* _Problem to solve_
Find how many lines in the material hold the word "color", then state that number and nothing more.

(Data entries)
......

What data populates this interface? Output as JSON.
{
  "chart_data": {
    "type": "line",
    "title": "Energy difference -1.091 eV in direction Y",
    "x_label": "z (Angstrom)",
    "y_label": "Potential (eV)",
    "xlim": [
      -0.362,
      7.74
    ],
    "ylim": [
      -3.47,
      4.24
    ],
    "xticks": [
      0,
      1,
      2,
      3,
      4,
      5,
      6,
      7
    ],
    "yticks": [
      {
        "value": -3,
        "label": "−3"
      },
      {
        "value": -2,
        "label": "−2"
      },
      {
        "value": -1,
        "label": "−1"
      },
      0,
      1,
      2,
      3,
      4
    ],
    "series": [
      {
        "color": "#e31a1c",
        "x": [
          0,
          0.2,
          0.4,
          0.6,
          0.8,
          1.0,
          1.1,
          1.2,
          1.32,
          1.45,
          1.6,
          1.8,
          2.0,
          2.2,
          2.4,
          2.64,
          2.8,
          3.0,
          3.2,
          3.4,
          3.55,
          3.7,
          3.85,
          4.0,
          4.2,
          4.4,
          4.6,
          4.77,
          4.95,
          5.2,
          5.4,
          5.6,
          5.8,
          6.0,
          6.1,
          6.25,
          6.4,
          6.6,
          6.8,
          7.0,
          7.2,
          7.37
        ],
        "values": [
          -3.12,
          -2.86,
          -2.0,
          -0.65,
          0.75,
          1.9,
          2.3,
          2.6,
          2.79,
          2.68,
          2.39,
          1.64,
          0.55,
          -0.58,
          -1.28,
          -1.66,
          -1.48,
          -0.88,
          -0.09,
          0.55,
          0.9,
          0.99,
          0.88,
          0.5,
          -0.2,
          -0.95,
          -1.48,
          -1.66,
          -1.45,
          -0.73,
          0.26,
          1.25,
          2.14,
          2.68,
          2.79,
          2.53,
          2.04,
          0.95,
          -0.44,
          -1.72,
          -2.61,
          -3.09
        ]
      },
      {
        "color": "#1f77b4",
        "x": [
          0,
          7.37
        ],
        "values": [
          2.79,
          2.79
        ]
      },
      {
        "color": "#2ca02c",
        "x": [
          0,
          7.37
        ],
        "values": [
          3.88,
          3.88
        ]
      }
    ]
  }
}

......

* _Output_
3